● **Exercise task**
Work out how many lines of the records contain "Customer". Answer with the number and nothing else.

'''

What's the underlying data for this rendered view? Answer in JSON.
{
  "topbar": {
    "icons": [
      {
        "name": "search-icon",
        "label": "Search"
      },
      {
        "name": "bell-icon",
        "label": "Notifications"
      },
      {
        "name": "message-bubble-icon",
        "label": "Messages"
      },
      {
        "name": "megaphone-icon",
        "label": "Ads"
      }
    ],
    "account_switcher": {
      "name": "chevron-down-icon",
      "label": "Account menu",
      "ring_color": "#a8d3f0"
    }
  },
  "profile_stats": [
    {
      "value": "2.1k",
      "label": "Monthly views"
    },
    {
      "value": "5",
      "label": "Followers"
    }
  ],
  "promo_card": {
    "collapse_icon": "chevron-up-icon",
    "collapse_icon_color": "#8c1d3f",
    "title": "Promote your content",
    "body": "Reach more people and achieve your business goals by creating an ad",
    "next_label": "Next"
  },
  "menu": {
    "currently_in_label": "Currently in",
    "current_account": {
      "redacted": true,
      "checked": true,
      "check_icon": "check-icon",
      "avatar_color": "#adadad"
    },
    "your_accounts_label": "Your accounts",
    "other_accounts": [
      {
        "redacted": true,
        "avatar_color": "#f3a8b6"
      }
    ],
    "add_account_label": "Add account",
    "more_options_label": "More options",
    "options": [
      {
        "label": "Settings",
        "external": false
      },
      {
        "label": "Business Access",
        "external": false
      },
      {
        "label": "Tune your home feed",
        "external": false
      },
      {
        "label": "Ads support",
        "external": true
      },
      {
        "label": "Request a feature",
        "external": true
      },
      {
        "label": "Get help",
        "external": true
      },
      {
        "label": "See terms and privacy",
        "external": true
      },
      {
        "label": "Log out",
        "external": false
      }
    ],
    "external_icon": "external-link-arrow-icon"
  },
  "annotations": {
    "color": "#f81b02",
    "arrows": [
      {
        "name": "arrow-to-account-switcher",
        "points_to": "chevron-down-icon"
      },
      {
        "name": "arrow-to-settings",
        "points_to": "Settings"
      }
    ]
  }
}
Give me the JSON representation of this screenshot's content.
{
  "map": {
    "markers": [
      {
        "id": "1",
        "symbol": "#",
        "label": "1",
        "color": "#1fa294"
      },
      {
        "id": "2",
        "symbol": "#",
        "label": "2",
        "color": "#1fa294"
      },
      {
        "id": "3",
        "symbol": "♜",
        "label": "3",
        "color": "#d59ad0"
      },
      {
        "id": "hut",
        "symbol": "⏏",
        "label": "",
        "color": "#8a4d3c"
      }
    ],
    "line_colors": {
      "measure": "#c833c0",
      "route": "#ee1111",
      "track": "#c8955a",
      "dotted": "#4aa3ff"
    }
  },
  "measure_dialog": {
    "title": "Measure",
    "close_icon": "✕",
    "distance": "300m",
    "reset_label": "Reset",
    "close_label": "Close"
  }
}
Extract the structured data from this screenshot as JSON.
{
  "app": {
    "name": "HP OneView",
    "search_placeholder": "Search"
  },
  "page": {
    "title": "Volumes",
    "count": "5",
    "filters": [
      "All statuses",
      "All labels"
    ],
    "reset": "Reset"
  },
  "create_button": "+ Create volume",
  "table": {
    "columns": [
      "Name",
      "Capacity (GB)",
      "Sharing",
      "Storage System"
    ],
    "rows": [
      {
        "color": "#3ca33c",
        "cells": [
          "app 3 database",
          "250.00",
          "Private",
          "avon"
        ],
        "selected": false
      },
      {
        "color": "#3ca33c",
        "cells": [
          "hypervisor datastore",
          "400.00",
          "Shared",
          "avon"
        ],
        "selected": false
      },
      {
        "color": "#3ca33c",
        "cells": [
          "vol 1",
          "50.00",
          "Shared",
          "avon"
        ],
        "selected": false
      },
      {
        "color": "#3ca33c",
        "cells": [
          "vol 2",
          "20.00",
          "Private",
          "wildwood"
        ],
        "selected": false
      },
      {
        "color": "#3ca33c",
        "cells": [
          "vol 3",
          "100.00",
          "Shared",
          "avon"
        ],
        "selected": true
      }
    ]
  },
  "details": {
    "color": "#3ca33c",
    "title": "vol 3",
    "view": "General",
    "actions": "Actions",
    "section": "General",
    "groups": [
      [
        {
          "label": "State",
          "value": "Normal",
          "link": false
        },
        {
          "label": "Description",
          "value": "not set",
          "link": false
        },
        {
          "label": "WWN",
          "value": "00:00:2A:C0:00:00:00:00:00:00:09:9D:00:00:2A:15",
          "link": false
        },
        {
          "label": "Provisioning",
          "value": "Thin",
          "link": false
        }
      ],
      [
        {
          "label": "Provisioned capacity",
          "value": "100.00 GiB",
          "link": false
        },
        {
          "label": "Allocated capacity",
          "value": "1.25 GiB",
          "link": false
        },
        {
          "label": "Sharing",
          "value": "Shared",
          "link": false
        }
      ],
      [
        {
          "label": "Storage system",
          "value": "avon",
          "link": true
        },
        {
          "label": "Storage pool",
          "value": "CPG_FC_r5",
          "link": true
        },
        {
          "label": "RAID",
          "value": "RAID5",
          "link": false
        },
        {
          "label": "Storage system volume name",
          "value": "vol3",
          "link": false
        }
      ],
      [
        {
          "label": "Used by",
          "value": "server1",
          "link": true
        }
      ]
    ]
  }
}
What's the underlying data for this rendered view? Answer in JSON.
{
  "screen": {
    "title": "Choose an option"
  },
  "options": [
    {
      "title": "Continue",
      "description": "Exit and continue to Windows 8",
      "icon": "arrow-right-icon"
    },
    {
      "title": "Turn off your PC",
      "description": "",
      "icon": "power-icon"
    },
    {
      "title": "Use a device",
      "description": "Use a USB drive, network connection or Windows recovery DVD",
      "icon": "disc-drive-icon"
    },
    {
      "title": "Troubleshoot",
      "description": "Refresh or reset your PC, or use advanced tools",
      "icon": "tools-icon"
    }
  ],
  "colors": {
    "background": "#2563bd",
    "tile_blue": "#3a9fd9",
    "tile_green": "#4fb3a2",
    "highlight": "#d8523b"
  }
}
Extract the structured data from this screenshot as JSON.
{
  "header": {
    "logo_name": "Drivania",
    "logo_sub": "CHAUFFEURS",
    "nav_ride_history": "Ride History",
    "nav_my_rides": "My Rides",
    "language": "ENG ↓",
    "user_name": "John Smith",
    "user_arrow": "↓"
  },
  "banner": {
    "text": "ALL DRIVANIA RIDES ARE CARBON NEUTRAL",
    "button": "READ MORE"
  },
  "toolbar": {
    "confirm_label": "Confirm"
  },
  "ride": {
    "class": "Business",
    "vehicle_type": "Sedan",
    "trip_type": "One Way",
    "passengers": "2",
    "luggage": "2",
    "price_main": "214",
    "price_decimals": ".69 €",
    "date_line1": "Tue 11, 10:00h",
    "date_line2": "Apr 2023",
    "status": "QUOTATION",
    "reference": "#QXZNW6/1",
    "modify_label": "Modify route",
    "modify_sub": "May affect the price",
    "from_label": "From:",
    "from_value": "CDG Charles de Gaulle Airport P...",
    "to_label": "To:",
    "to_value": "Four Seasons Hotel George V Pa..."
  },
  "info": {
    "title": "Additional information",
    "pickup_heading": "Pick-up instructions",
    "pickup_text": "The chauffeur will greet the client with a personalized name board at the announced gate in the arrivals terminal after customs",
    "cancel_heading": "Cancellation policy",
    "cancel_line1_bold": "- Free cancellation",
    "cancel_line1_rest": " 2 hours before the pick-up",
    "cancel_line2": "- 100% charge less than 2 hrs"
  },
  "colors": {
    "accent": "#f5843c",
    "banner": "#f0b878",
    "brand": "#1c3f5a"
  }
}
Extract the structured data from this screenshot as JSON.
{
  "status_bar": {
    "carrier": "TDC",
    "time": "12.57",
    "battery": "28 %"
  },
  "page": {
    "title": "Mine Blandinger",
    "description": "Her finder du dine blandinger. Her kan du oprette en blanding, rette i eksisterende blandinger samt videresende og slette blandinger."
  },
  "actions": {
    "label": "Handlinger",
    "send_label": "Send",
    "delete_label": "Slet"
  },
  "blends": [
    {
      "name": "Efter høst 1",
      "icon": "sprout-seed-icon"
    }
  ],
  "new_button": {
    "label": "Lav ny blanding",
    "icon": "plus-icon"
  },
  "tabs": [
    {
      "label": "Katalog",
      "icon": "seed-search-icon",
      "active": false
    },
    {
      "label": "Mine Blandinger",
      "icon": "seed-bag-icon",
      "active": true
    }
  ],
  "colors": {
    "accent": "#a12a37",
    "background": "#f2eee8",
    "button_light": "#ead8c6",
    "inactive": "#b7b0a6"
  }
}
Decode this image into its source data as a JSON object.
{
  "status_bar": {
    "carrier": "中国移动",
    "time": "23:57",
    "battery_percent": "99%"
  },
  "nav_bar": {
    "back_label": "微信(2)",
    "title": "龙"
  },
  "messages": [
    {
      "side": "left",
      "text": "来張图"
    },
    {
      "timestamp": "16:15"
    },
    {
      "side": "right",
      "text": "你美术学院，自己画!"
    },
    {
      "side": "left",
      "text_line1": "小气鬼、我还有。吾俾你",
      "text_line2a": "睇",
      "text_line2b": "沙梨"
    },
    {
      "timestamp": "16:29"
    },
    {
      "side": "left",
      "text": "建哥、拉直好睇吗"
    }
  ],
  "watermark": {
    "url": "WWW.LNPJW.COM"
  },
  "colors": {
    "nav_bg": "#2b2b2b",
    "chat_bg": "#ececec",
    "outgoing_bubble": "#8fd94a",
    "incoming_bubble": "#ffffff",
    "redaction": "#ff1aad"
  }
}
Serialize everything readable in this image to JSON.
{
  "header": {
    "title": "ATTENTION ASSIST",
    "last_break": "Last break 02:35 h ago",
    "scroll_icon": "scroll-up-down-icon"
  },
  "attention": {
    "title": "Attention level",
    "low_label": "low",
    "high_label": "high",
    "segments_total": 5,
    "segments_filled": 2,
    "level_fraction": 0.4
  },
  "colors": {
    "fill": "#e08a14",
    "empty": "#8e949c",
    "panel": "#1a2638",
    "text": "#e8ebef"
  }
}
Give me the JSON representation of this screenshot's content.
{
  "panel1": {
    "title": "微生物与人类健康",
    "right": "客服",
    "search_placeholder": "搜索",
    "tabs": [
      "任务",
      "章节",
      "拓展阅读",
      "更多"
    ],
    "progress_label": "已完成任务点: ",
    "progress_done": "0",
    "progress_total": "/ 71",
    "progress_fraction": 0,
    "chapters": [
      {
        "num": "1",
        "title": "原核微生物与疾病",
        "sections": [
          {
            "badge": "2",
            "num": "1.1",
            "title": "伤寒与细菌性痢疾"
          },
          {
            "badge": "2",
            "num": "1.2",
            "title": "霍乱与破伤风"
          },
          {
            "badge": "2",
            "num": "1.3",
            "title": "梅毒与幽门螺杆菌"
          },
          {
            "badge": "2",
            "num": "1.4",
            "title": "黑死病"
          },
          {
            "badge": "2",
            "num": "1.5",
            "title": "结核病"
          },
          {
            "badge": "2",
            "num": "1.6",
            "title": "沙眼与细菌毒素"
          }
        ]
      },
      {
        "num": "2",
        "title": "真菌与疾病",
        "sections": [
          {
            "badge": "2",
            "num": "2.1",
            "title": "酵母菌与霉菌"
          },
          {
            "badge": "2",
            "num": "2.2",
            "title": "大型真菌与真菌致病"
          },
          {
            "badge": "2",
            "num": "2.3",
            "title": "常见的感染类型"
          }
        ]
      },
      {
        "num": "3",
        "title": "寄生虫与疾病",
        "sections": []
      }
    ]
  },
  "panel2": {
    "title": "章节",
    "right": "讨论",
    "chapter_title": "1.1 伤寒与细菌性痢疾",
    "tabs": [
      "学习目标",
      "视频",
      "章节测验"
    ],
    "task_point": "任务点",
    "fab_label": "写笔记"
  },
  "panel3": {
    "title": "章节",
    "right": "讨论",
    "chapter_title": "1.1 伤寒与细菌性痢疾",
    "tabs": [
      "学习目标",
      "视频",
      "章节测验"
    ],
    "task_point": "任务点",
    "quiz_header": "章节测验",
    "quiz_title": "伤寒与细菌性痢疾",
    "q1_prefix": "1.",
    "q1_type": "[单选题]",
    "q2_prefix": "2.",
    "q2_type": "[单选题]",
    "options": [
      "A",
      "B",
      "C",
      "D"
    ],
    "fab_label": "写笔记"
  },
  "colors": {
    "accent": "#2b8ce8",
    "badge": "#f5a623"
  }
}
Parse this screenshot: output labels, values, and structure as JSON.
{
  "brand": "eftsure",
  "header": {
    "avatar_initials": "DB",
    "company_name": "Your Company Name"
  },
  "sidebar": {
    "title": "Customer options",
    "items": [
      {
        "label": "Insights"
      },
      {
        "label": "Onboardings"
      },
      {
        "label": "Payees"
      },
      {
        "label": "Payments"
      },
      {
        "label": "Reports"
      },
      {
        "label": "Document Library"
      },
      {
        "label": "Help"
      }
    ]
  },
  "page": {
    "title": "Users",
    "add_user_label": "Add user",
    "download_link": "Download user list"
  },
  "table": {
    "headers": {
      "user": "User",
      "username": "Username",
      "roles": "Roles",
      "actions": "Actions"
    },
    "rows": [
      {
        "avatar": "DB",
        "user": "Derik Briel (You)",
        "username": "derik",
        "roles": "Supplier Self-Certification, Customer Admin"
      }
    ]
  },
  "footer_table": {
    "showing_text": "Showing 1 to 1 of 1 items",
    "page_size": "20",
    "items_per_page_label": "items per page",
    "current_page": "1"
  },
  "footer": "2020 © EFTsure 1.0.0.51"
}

'''

● **Response to the exercise**
2